→ Mise en pratique:
[1] Restituez à l'identique le passage du texte sur l'histoire de la vision humaine, depuis « 11500 ans avant » jusqu'à « monde en 50 ans. » inclus.
[2] Poursuivez le texte sur l'histoire de la vision humaine à la suite de sa dernière phrase.

→ Extrait du texte:
· · · · · · ·

11500 ans avant J.C., les chasseurs de mammouths utilisaient leur vision binoculaire pour survivre et contempler les grands espaces. Même après la disparition énigmatique de ces grands mammifères, l’homme a continué à utiliser principalement ses yeux pour se positionner dans l’espace à faible vitesse et ce mode de vie s’est poursuivi peu ou prou pendant des milliers d’années au terme desquelles deux révolutions de masse sont apparues qui ont changé notre monde en 50 ans.
1960 après J.C., le réseau national de télévision s’achève, la première chaine de télévision émet régulièrement sur tout le territoire à peine 7 heures par jour en noir et blanc pour 1% de la population. 70% des ménages ne possèdent pas de voiture et ceux qui en ont une, roulent environ 8 400 km par an. L’homme commence la révolution de sa contrainte visuelle. Période encore marquée par une économie primaire dans laquelle la force (extéroception de la charge) est prépondérante.

· · · · · · ·

→ Données de reconnaissance de la structure des documents:
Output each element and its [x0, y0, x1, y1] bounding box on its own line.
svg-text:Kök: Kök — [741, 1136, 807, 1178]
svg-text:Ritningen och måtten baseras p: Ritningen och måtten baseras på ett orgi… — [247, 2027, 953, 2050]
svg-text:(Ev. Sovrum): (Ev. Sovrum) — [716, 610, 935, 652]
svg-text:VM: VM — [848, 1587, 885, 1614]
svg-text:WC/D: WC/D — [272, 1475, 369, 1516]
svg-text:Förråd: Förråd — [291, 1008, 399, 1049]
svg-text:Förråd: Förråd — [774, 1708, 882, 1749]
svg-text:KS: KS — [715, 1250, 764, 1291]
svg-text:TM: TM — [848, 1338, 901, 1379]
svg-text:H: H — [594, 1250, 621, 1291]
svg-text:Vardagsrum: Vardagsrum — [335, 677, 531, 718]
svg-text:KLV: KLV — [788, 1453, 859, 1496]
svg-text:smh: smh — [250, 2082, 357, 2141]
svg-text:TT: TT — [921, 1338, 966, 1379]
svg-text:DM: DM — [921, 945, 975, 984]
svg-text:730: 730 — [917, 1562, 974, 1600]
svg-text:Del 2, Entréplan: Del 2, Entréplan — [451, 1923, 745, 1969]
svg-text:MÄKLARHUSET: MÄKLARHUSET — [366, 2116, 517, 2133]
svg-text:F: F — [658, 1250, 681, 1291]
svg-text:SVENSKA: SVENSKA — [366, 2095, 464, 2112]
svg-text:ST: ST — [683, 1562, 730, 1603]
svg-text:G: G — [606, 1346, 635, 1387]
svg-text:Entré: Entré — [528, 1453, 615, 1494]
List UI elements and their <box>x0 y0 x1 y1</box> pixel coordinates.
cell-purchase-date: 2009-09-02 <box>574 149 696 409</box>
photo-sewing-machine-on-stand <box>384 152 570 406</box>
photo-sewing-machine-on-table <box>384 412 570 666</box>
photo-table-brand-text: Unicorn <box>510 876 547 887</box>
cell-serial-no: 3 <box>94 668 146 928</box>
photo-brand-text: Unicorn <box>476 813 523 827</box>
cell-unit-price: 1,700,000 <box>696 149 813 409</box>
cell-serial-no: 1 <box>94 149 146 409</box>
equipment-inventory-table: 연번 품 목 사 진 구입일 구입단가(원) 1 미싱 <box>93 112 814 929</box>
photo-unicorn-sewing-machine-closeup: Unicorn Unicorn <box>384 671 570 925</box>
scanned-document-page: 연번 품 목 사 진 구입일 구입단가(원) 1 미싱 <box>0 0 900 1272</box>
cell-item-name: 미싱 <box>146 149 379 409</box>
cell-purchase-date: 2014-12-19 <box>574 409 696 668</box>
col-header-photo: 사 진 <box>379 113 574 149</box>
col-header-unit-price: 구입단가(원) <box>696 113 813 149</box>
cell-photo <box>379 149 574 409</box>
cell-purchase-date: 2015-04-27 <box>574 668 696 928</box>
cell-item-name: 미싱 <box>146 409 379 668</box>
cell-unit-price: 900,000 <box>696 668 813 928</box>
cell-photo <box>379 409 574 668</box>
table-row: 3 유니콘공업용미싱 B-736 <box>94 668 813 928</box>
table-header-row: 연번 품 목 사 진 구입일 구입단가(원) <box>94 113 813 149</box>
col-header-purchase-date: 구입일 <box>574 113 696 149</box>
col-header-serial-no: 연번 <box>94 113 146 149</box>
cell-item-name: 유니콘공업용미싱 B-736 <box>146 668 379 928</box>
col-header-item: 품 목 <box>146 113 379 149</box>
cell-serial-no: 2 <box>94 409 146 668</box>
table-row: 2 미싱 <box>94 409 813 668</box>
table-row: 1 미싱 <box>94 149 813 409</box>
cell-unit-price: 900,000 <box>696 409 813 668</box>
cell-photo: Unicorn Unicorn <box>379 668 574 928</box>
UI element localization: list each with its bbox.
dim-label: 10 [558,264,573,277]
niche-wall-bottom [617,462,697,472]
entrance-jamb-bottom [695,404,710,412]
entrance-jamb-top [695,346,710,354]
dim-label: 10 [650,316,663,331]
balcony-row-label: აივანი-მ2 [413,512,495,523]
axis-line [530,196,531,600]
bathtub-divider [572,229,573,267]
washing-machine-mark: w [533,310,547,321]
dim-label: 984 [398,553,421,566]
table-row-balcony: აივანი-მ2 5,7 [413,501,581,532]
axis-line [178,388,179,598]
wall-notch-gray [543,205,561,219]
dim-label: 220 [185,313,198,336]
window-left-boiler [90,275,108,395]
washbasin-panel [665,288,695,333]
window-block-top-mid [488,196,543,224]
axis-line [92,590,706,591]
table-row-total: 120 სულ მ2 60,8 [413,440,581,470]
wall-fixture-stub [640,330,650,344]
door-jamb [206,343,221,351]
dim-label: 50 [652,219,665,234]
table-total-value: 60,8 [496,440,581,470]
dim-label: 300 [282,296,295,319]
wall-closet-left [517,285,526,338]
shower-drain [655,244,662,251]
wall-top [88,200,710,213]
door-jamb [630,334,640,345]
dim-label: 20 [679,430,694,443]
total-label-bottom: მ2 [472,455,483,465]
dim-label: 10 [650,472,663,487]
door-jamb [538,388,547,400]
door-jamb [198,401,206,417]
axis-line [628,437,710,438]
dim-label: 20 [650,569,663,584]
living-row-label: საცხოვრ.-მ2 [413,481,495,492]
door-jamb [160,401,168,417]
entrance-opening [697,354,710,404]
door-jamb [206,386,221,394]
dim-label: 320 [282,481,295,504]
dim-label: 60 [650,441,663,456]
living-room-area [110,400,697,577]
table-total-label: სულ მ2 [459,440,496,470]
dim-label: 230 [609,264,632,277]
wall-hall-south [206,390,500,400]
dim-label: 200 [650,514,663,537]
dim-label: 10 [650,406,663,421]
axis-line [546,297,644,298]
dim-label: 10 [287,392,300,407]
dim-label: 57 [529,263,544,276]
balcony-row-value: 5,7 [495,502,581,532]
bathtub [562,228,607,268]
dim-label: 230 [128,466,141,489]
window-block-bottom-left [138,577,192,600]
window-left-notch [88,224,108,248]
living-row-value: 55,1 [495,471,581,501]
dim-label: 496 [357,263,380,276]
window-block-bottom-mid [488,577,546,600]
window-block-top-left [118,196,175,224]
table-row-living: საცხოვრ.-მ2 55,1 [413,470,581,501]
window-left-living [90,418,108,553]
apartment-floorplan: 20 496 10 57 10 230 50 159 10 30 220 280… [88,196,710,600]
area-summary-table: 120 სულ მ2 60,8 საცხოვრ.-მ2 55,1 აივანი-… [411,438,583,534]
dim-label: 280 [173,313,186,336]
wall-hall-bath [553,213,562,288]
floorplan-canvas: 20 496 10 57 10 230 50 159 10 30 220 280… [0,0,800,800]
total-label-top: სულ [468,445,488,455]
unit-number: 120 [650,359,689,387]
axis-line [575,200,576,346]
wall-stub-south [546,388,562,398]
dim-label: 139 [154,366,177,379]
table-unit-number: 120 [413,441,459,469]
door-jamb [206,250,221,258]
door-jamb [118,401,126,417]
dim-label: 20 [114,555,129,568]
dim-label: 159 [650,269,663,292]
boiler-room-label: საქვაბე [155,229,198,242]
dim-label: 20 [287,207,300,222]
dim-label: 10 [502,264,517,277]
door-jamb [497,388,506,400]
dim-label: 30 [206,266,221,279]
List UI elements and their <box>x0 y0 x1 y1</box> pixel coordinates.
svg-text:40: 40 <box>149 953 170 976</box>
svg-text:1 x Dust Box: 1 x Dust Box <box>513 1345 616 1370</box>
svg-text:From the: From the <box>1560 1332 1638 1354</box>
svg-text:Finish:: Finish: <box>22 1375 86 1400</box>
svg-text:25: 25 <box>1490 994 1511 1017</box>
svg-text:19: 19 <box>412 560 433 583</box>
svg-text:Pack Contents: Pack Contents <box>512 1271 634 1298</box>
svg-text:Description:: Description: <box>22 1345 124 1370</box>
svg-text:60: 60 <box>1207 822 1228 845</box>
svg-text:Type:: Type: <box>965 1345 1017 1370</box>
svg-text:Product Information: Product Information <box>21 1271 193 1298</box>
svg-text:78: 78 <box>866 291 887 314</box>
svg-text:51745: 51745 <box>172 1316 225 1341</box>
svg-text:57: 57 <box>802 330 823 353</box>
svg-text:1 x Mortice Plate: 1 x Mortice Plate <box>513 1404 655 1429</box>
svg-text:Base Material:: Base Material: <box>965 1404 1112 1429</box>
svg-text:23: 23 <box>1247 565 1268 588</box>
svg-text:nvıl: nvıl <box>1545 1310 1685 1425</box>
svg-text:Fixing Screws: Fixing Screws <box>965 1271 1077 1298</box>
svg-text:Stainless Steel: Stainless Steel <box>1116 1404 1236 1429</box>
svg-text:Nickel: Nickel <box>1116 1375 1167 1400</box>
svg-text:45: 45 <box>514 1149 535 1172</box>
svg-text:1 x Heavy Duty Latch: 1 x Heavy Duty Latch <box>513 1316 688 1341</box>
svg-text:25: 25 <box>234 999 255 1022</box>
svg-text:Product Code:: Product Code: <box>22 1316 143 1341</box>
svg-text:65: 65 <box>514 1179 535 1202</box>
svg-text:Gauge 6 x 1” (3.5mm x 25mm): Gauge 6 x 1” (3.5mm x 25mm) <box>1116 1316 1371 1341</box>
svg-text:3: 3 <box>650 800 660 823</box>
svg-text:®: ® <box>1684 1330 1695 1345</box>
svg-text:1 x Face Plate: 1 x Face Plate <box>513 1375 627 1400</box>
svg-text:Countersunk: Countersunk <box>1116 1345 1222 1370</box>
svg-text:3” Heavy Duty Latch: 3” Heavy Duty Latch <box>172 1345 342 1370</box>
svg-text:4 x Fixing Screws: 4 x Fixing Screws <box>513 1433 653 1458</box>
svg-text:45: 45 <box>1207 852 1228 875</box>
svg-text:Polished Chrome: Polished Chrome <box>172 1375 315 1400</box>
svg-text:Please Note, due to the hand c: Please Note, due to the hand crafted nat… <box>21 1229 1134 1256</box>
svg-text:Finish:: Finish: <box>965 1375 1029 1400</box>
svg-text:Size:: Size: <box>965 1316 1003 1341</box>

· · · · · · ·

→ Corrigé de l'exercice:
[1]
11500 ans avant J.C., les chasseurs de mammouths utilisaient leur vision binoculaire pour survivre et contempler les grands espaces. Même après la disparition énigmatique de ces grands mammifères, l’homme a continué à utiliser principalement ses yeux pour se positionner dans l’espace à faible vitesse et ce mode de vie s’est poursuivi peu ou prou pendant des milliers d’années au terme desquelles deux révolutions de masse sont apparues qui ont changé notre monde en 50 ans.

[2]
2013 après J.C., la télévision et les écrans en tous genres, du plus petit au plus grand, dominent complètement notre temps de vie, les contenus sont diffusés 24h/24h. Quasiment toute la population en âge de conduire est motorisée et parcourt environ 15 000 km par an. La révolution du positionnement dans l’espace a remplacé l’ère de la maîtrise de charge, nous sommes passés à l’ère supra-tertiaire dans laquelle l’œil est la source d’informations dominante de l’organisation de notre vie et de notre mode de pensée.
Quand on pense à cette évolution saisissante de notre activité quotidienne en termes de relation au monde, on ne peut pas considérer que l’on puisse continuer à concevoir l’activité oculaire sur des bases qui ont inspiré Mary Maddox en 1929. La charge de l’activité oculaire, considérée comme naturelle par la jeune génération d’aujourd’hui qui n’en a pas connu d’autre et comme adaptative à l’infini par les anciennes générations, est devenue monstrueuse.